**Provided information**
┌──

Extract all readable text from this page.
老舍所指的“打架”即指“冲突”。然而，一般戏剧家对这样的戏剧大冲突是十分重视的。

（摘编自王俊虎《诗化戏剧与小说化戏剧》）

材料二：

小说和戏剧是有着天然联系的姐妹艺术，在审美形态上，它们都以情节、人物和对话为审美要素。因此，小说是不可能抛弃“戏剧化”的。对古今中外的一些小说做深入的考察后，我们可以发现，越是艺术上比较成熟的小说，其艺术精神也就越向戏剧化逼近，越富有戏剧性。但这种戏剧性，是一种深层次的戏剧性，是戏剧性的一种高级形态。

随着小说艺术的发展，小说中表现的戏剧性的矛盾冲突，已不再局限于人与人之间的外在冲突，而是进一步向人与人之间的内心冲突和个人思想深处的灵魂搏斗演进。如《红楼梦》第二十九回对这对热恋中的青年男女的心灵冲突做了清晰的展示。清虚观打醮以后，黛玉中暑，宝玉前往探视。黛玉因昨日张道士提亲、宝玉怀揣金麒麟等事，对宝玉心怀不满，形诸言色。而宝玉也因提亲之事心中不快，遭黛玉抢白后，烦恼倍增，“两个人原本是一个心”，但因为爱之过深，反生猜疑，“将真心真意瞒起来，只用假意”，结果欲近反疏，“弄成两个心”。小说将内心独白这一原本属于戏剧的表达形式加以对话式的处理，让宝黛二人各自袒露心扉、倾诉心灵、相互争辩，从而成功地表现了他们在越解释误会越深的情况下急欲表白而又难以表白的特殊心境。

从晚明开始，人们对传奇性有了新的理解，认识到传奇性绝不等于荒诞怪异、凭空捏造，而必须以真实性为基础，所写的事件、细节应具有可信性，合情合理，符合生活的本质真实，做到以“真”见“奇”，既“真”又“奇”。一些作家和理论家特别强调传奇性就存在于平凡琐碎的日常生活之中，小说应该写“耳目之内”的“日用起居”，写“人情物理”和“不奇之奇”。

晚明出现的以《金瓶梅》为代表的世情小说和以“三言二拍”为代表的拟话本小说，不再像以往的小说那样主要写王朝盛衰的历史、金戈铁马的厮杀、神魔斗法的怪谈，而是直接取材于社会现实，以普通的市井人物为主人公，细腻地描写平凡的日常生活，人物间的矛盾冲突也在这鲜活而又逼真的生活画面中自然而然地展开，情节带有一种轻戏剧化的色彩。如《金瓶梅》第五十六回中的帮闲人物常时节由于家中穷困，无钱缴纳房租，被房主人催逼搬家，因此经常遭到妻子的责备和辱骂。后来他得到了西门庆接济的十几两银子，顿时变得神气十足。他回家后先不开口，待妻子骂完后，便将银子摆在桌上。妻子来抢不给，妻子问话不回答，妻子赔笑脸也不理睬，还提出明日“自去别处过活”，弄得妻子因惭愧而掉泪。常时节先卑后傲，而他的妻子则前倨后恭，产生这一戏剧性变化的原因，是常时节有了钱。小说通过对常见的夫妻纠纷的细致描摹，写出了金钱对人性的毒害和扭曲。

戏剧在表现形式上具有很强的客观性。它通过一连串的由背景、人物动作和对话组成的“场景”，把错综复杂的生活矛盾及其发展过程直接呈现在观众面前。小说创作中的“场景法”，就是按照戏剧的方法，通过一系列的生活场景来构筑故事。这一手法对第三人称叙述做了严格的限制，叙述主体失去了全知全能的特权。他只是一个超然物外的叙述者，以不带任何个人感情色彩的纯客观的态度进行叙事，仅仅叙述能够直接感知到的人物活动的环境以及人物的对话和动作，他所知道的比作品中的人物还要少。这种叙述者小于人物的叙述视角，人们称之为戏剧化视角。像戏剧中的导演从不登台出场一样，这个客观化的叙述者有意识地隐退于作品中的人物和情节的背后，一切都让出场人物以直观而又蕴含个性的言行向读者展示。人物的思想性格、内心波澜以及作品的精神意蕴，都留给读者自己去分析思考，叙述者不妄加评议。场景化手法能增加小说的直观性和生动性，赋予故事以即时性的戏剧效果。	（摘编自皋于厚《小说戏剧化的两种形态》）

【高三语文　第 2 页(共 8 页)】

└──

**Written problem**
Reproduce all of the entries word for word.

**Finished exercise**
Extract all readable text from this page.
老舍所指的“打架”即指“冲突”。然而，一般戏剧家对这样的戏剧大冲突是十分重视的。

（摘编自王俊虎《诗化戏剧与小说化戏剧》）

材料二：

小说和戏剧是有着天然联系的姐妹艺术，在审美形态上，它们都以情节、人物和对话为审美要素。因此，小说是不可能抛弃“戏剧化”的。对古今中外的一些小说做深入的考察后，我们可以发现，越是艺术上比较成熟的小说，其艺术精神也就越向戏剧化逼近，越富有戏剧性。但这种戏剧性，是一种深层次的戏剧性，是戏剧性的一种高级形态。

随着小说艺术的发展，小说中表现的戏剧性的矛盾冲突，已不再局限于人与人之间的外在冲突，而是进一步向人与人之间的内心冲突和个人思想深处的灵魂搏斗演进。如《红楼梦》第二十九回对这对热恋中的青年男女的心灵冲突做了清晰的展示。清虚观打醮以后，黛玉中暑，宝玉前往探视。黛玉因昨日张道士提亲、宝玉怀揣金麒麟等事，对宝玉心怀不满，形诸言色。而宝玉也因提亲之事心中不快，遭黛玉抢白后，烦恼倍增，“两个人原本是一个心”，但因为爱之过深，反生猜疑，“将真心真意瞒起来，只用假意”，结果欲近反疏，“弄成两个心”。小说将内心独白这一原本属于戏剧的表达形式加以对话式的处理，让宝黛二人各自袒露心扉、倾诉心灵、相互争辩，从而成功地表现了他们在越解释误会越深的情况下急欲表白而又难以表白的特殊心境。

从晚明开始，人们对传奇性有了新的理解，认识到传奇性绝不等于荒诞怪异、凭空捏造，而必须以真实性为基础，所写的事件、细节应具有可信性，合情合理，符合生活的本质真实，做到以“真”见“奇”，既“真”又“奇”。一些作家和理论家特别强调传奇性就存在于平凡琐碎的日常生活之中，小说应该写“耳目之内”的“日用起居”，写“人情物理”和“不奇之奇”。

晚明出现的以《金瓶梅》为代表的世情小说和以“三言二拍”为代表的拟话本小说，不再像以往的小说那样主要写王朝盛衰的历史、金戈铁马的厮杀、神魔斗法的怪谈，而是直接取材于社会现实，以普通的市井人物为主人公，细腻地描写平凡的日常生活，人物间的矛盾冲突也在这鲜活而又逼真的生活画面中自然而然地展开，情节带有一种轻戏剧化的色彩。如《金瓶梅》第五十六回中的帮闲人物常时节由于家中穷困，无钱缴纳房租，被房主人催逼搬家，因此经常遭到妻子的责备和辱骂。后来他得到了西门庆接济的十几两银子，顿时变得神气十足。他回家后先不开口，待妻子骂完后，便将银子摆在桌上。妻子来抢不给，妻子问话不回答，妻子赔笑脸也不理睬，还提出明日“自去别处过活”，弄得妻子因惭愧而掉泪。常时节先卑后傲，而他的妻子则前倨后恭，产生这一戏剧性变化的原因，是常时节有了钱。小说通过对常见的夫妻纠纷的细致描摹，写出了金钱对人性的毒害和扭曲。

戏剧在表现形式上具有很强的客观性。它通过一连串的由背景、人物动作和对话组成的“场景”，把错综复杂的生活矛盾及其发展过程直接呈现在观众面前。小说创作中的“场景法”，就是按照戏剧的方法，通过一系列的生活场景来构筑故事。这一手法对第三人称叙述做了严格的限制，叙述主体失去了全知全能的特权。他只是一个超然物外的叙述者，以不带任何个人感情色彩的纯客观的态度进行叙事，仅仅叙述能够直接感知到的人物活动的环境以及人物的对话和动作，他所知道的比作品中的人物还要少。这种叙述者小于人物的叙述视角，人们称之为戏剧化视角。像戏剧中的导演从不登台出场一样，这个客观化的叙述者有意识地隐退于作品中的人物和情节的背后，一切都让出场人物以直观而又蕴含个性的言行向读者展示。人物的思想性格、内心波澜以及作品的精神意蕴，都留给读者自己去分析思考，叙述者不妄加评议。场景化手法能增加小说的直观性和生动性，赋予故事以即时性的戏剧效果。	（摘编自皋于厚《小说戏剧化的两种形态》）

【高三语文　第 2 页(共 8 页)】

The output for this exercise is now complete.